Task directions —
Filter this data down to the lines that hold "Relative", and copy them.

Material —
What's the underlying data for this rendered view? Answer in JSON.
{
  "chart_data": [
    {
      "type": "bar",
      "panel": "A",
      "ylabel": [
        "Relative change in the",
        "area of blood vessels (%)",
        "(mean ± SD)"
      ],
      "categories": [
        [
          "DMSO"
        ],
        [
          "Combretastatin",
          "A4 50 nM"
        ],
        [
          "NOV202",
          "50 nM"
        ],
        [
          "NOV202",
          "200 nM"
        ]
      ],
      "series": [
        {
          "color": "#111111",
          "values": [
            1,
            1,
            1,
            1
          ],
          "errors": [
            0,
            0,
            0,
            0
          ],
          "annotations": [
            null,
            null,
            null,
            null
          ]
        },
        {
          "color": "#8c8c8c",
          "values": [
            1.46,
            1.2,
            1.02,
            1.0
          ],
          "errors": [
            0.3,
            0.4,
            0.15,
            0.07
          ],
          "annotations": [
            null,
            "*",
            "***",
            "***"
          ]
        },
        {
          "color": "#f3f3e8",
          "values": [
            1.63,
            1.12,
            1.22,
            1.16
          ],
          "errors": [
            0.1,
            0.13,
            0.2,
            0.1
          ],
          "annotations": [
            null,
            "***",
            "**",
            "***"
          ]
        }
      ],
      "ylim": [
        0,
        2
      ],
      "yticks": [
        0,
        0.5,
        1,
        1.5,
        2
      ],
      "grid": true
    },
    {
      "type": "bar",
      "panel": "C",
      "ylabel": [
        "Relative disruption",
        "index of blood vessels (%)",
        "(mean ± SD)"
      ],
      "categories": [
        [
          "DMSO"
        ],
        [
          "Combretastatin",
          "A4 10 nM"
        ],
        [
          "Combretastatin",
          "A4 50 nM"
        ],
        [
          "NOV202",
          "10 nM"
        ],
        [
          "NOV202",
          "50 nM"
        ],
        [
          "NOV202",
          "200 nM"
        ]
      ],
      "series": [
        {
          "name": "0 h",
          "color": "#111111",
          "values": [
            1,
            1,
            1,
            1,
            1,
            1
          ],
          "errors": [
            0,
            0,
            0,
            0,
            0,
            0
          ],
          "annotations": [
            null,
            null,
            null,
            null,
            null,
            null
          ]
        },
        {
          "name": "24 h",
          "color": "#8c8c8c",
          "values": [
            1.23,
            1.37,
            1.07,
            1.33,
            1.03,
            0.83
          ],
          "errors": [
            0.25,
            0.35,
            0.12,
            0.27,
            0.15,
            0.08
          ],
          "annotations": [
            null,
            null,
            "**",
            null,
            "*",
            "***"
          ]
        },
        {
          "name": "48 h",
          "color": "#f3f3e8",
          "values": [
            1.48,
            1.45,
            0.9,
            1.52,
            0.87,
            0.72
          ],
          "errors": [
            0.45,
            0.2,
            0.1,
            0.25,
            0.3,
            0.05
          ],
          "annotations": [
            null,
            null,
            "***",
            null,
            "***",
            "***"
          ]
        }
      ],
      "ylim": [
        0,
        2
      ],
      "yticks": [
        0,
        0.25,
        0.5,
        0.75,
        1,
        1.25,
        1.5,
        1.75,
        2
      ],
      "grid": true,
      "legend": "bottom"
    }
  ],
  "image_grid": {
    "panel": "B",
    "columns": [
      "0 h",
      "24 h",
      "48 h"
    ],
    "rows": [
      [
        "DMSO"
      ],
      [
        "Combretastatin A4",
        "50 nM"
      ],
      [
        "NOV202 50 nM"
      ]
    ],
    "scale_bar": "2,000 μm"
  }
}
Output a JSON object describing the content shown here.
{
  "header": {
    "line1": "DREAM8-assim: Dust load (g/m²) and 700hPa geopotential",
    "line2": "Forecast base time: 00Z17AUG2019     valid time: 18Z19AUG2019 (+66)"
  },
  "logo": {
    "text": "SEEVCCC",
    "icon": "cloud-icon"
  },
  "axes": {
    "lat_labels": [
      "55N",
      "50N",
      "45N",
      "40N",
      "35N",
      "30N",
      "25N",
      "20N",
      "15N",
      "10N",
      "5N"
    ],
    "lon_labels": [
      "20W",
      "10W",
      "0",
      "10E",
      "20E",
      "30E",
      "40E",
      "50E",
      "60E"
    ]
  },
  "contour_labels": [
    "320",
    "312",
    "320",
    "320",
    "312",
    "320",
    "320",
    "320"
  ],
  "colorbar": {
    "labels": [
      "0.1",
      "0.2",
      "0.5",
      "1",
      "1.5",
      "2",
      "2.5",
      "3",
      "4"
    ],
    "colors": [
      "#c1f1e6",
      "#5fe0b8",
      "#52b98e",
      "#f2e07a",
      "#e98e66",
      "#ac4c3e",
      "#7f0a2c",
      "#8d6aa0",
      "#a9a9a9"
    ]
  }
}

Complete answer —
        "Relative change in the",
        "Relative disruption",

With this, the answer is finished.